Quoted text:

Shit. I lied again. Last thing. I promise. I hate, hate, hate, hate that Barrons calls Mac, Ms. Lane still! The intimacy that was gained in Shadowfever is apparently gone. Now they’re “islands.” Then there’s some irritating, manufactured drama that is completely pointless. I could not believe how much drama Mac allowed this to cause.
Speaking of Mac (no this isn’t another “thing”), she’s no longer the kick-ass, Mac 5.0. She reverted to Mac 2.4 or something. She’s passive, in the extreme, a mere narrator for events happening around her, and lacking in any initiative. Apparently, she’s done what she came to do, and the rest of the time she’s going to sit around watching her version of “reality tv” – and don’t get me started on that. She’s just lost everything that made me love her. Every once in a while I would catch a thought or action that flitted through her head, but mostly I was amazed that this was the same Mac I’d previously fell in love with.
One thing I do know is things can always get worse, most often at the precise moment you’ve decided they can’t.
And so I remain, as Barrons would pithily say, idiotically passive.
The other effect her passivity has is making her interactions with Barrons seem … less, somehow. He’s the same asshole that I love, but without Mac strong it makes him seem even more an asshole. Of course while Mac is being an idiot – and trust me, she’s an IDIOT at times – Barrons really shines, too. Actions speak. I’ve always trusted his.

[Records from a data collection]
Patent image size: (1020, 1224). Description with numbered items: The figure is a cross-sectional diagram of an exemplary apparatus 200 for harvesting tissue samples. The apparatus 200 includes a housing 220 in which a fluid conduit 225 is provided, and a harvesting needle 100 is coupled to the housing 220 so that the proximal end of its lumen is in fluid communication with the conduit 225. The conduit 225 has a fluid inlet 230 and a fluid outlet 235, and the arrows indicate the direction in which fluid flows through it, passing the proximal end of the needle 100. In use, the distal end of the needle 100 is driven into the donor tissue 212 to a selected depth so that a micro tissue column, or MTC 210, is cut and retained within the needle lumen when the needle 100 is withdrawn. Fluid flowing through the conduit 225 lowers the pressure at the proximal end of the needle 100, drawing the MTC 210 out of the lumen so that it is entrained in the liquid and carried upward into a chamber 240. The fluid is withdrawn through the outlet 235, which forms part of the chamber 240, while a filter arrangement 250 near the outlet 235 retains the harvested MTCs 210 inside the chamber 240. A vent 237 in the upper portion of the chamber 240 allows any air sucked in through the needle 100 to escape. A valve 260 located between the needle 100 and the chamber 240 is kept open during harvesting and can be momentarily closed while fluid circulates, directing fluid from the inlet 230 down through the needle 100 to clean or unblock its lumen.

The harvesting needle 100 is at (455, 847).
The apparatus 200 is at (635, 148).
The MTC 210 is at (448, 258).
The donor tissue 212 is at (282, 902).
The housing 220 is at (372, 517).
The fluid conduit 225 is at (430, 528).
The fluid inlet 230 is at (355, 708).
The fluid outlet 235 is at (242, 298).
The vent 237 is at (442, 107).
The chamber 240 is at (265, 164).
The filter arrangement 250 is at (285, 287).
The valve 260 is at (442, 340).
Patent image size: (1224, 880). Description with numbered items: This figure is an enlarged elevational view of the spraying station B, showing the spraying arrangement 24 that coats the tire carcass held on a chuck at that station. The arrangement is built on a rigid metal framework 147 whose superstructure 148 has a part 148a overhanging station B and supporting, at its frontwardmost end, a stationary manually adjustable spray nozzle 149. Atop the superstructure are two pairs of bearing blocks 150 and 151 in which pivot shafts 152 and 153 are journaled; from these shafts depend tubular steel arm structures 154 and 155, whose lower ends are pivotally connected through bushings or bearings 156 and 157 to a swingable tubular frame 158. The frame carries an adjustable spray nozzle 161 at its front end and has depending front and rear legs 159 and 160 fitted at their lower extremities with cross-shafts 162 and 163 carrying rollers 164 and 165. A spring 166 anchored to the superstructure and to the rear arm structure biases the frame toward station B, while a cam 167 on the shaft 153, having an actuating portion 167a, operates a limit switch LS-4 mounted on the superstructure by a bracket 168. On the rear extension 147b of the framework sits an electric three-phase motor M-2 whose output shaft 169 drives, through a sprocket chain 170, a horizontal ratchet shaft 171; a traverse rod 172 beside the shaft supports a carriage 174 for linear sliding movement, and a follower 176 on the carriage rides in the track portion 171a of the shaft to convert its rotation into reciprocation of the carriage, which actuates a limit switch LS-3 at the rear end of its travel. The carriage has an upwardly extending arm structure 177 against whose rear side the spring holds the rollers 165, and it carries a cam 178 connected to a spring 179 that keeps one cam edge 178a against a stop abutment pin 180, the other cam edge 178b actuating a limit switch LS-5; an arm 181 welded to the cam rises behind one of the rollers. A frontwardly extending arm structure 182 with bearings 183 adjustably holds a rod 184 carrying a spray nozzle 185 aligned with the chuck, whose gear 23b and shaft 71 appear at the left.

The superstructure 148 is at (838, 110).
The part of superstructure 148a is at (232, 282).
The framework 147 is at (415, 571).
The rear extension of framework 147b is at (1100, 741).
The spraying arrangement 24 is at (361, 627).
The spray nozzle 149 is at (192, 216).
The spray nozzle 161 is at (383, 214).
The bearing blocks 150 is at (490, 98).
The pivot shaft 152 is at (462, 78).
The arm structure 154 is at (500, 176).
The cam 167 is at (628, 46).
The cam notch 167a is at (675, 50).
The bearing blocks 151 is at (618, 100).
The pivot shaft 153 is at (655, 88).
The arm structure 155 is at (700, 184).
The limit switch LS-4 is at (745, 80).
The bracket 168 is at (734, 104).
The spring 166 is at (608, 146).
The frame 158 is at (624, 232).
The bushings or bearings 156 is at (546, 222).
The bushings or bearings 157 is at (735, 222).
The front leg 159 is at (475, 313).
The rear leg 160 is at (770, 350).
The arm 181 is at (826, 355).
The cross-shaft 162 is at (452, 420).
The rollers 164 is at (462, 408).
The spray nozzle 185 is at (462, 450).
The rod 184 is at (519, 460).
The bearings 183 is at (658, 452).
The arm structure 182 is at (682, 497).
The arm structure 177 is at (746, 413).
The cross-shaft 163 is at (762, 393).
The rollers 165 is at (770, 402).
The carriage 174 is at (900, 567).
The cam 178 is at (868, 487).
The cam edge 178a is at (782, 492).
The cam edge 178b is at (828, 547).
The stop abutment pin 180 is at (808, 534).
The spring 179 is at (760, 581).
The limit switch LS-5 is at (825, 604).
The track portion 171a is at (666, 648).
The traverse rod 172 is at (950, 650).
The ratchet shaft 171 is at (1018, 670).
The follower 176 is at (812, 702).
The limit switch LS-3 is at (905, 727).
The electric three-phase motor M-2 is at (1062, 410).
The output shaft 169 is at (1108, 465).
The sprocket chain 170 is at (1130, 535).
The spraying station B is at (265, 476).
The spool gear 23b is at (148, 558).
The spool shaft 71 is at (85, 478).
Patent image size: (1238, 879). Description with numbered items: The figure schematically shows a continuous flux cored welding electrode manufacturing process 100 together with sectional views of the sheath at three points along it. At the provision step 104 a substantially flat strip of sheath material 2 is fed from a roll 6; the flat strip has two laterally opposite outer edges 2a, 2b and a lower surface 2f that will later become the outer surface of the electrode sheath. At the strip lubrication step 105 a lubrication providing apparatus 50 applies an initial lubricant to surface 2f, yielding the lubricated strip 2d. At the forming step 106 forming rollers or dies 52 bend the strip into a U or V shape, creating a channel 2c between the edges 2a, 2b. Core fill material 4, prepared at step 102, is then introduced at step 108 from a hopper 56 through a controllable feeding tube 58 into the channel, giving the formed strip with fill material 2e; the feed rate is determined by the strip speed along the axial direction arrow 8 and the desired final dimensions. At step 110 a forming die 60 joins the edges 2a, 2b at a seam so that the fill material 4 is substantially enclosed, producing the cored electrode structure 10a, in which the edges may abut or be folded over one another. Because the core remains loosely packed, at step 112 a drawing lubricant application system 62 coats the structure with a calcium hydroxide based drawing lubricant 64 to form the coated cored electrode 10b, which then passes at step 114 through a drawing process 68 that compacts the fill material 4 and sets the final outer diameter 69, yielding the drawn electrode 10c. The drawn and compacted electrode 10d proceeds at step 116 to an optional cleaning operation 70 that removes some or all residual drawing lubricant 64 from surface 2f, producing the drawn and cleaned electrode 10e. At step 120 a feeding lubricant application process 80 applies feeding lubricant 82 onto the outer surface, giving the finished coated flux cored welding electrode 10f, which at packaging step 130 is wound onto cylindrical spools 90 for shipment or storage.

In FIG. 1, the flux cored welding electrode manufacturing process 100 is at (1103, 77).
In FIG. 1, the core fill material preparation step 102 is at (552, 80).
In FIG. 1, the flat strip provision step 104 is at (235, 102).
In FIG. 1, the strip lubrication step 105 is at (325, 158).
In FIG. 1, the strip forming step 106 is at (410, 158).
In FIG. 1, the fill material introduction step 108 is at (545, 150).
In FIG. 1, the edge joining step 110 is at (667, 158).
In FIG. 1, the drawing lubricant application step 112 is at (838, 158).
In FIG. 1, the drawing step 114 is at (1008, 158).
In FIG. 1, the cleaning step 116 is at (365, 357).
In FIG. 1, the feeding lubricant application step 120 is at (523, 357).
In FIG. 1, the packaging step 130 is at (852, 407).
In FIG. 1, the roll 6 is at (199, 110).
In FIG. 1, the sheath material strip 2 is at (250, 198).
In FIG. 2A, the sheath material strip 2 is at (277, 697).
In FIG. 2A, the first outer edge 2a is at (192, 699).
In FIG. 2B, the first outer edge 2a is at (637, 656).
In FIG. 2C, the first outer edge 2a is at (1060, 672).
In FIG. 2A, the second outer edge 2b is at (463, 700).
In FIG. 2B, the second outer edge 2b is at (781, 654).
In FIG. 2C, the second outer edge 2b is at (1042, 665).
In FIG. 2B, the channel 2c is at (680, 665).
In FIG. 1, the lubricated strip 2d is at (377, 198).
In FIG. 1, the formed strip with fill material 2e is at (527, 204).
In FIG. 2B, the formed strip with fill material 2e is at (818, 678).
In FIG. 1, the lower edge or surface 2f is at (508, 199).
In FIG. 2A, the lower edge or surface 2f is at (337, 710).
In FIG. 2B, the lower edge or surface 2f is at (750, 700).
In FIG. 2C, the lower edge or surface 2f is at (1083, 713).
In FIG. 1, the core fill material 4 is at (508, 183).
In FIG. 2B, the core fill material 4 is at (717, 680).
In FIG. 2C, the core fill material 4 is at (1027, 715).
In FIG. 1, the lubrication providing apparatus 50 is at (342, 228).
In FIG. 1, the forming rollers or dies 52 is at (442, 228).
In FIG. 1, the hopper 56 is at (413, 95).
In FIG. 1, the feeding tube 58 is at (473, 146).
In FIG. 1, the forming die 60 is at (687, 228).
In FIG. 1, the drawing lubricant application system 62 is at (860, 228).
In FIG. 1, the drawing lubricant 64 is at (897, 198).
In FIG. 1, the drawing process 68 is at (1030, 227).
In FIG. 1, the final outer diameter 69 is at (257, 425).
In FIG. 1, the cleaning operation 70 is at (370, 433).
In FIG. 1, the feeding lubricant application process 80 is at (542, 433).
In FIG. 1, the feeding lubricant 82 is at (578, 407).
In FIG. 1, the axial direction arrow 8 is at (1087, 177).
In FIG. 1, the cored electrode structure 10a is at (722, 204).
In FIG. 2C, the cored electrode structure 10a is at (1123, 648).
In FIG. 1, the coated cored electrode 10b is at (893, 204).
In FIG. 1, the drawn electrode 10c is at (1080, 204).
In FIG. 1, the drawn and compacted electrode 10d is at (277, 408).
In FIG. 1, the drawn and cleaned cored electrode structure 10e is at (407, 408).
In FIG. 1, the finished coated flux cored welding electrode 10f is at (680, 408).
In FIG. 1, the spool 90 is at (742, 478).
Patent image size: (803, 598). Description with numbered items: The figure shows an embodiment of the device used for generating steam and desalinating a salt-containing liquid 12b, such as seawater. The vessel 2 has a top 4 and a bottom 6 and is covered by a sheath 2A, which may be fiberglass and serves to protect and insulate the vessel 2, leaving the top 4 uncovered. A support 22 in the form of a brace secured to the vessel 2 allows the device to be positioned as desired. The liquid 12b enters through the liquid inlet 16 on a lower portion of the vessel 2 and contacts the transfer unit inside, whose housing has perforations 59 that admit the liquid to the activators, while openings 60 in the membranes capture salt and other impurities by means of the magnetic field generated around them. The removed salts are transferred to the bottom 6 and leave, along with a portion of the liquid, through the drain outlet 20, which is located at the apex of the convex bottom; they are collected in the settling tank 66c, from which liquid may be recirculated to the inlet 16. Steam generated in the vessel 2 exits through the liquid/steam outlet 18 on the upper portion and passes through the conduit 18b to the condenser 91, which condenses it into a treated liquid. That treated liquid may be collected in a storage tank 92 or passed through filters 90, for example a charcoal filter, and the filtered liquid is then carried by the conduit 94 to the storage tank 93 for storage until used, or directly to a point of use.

Set tasks:
A. Update the book review from "And so I remain, as" up to and including "always trusted his.", replacing "passivity" with "inertia".
B. Go on with the book review from the point at which it ends.

Answers to the exercises:
A.
And so I remain, as Barrons would pithily say, idiotically passive.
The other effect her inertia has is making her interactions with Barrons seem … less, somehow. He’s the same asshole that I love, but without Mac strong it makes him seem even more an asshole. Of course while Mac is being an idiot – and trust me, she’s an IDIOT at times – Barrons really shines, too. Actions speak. I’ve always trusted his.

B.
Then there’s the manufactured mother-fucking drama that comes from making The Alpha Alternative canon in the world. See my review of The Alpha Alternative for reasons why I can’t believe it actually happened, which makes this move to manufacture drama even more rage-inducing.
Okay. I’m done now with that. I swear. Onto the good – and there are tidbits of good in this novel. They’re what is going to make me pick up the next book (where I’m hoping and praying that KMM gets back on track). Unfortunately, most of them could be considered spoilerish. So, I’ll be as vague as possible and see what I can do.
I started with a checklist – how about a much more enjoyable list?
1. WeCare – I’m still super interested in this! I need to know what their deal is, who they are, and what they’re up to. I feel like they’re going to be a problem for Mac and Co. at some point.
2. Mac/Sinsar Dubh – Holy.Shit. I did not see that coming! This storyline is the one I wanted to see the most of in Burned. It wasn’t really dealt with a whole lot, so I’m hopeful that the future installments really delve into it. There’s some really interesting evolutions and stuff going on here that I need to know more about.
3. Christian – Despite the ‘quick fix’ I feel that he got for part of his problem, he’s not out of the woods yet. I can’t help it. I love this guy. I want to see him conquer his demons. I want to see him thrive.
4. Lor – Who knew he’d end up being one of my favorites. Funny as hell, he was one of the bright spots in this book.
5. New Unseelie – YES! That’s all.
6. Mac’s … entourage – MUST KNOW MORE! MORE!!!
7. Unseelie King/Concubine – consistently the best scenes. I love them separately, and even better, together. They have real issues that need solving, and I can’t wait to see them do it. I hope we get to see them conquer their hurdles. Plus I just want more of the UK, and all his incarnations. There’s definitely some interesting stuff going on here.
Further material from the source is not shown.